What is needed: Exactly as written, retype the listing below, omitting the pictures.

Dataset records on visual material:
━━━━
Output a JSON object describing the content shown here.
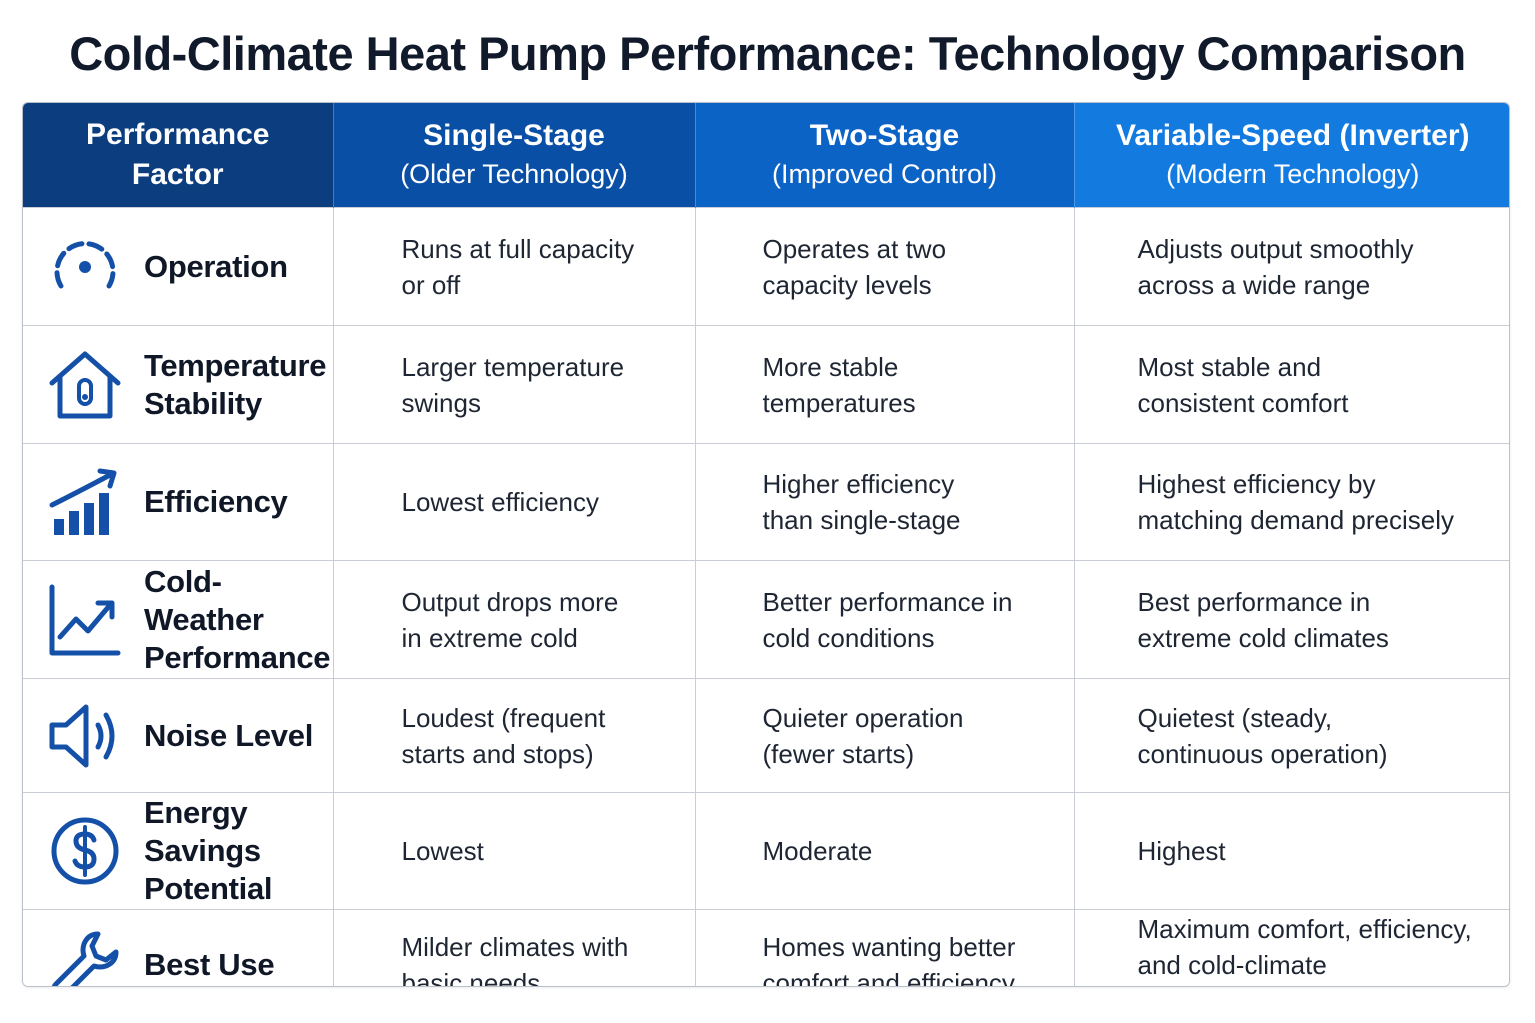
{
  "title": "Cold-Climate Heat Pump Performance: Technology Comparison",
  "colors": {
    "header_col1": "#0c3d7e",
    "header_col2": "#0a4fa6",
    "header_col3": "#0c63c6",
    "header_col4": "#137ae0",
    "icon_blue": "#1450a8"
  },
  "headers": {
    "factor": "Performance Factor",
    "single": {
      "title": "Single-Stage",
      "subtitle": "(Older Technology)"
    },
    "two": {
      "title": "Two-Stage",
      "subtitle": "(Improved Control)"
    },
    "variable": {
      "title": "Variable-Speed (Inverter)",
      "subtitle": "(Modern Technology)"
    }
  },
  "rows": [
    {
      "factor": "Operation",
      "icon": "gauge-icon",
      "single": "Runs at full capacity or off",
      "two": "Operates at two capacity levels",
      "variable": "Adjusts output smoothly across a wide range"
    },
    {
      "factor": "Temperature Stability",
      "icon": "house-thermometer-icon",
      "single": "Larger temperature swings",
      "two": "More stable temperatures",
      "variable": "Most stable and consistent comfort"
    },
    {
      "factor": "Efficiency",
      "icon": "bar-chart-trend-icon",
      "single": "Lowest efficiency",
      "two": "Higher efficiency than single-stage",
      "variable": "Highest efficiency by matching demand precisely"
    },
    {
      "factor": "Cold-Weather Performance",
      "icon": "line-chart-icon",
      "single": "Output drops more in extreme cold",
      "two": "Better performance in cold conditions",
      "variable": "Best performance in extreme cold climates"
    },
    {
      "factor": "Noise Level",
      "icon": "speaker-icon",
      "single": "Loudest (frequent starts and stops)",
      "two": "Quieter operation (fewer starts)",
      "variable": "Quietest (steady, continuous operation)"
    },
    {
      "factor": "Energy Savings Potential",
      "icon": "dollar-icon",
      "single": "Lowest",
      "two": "Moderate",
      "variable": "Highest"
    },
    {
      "factor": "Best Use",
      "icon": "wrench-icon",
      "single": "Milder climates with basic needs",
      "two": "Homes wanting better comfort and efficiency",
      "variable": "Maximum comfort, efficiency, and cold-climate performance"
    }
  ]
}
━━━━
Written answer:
Output a JSON object describing the content shown here.
{
  "title": "Cold-Climate Heat Pump Performance: Technology Comparison",
  "colors": {
    "header_col1": "#0c3d7e",
    "header_col2": "#0a4fa6",
    "header_col3": "#0c63c6",
    "header_col4": "#137ae0",
    "icon_blue": "#1450a8"
  },
  "headers": {
    "factor": "Performance Factor",
    "single": {
      "title": "Single-Stage",
      "subtitle": "(Older Technology)"
    },
    "two": {
      "title": "Two-Stage",
      "subtitle": "(Improved Control)"
    },
    "variable": {
      "title": "Variable-Speed (Inverter)",
      "subtitle": "(Modern Technology)"
    }
  },
  "rows": [
    {
      "factor": "Operation",
      "icon": "gauge-icon",
      "single": "Runs at full capacity or off",
      "two": "Operates at two capacity levels",
      "variable": "Adjusts output smoothly across a wide range"
    },
    {
      "factor": "Temperature Stability",
      "icon": "house-thermometer-icon",
      "single": "Larger temperature swings",
      "two": "More stable temperatures",
      "variable": "Most stable and consistent comfort"
    },
    {
      "factor": "Efficiency",
      "icon": "bar-chart-trend-icon",
      "single": "Lowest efficiency",
      "two": "Higher efficiency than single-stage",
      "variable": "Highest efficiency by matching demand precisely"
    },
    {
      "factor": "Cold-Weather Performance",
      "icon": "line-chart-icon",
      "single": "Output drops more in extreme cold",
      "two": "Better performance in cold conditions",
      "variable": "Best performance in extreme cold climates"
    },
    {
      "factor": "Noise Level",
      "icon": "speaker-icon",
      "single": "Loudest (frequent starts and stops)",
      "two": "Quieter operation (fewer starts)",
      "variable": "Quietest (steady, continuous operation)"
    },
    {
      "factor": "Energy Savings Potential",
      "icon": "dollar-icon",
      "single": "Lowest",
      "two": "Moderate",
      "variable": "Highest"
    },
    {
      "factor": "Best Use",
      "icon": "wrench-icon",
      "single": "Milder climates with basic needs",
      "two": "Homes wanting better comfort and efficiency",
      "variable": "Maximum comfort, efficiency, and cold-climate performance"
    }
  ]
}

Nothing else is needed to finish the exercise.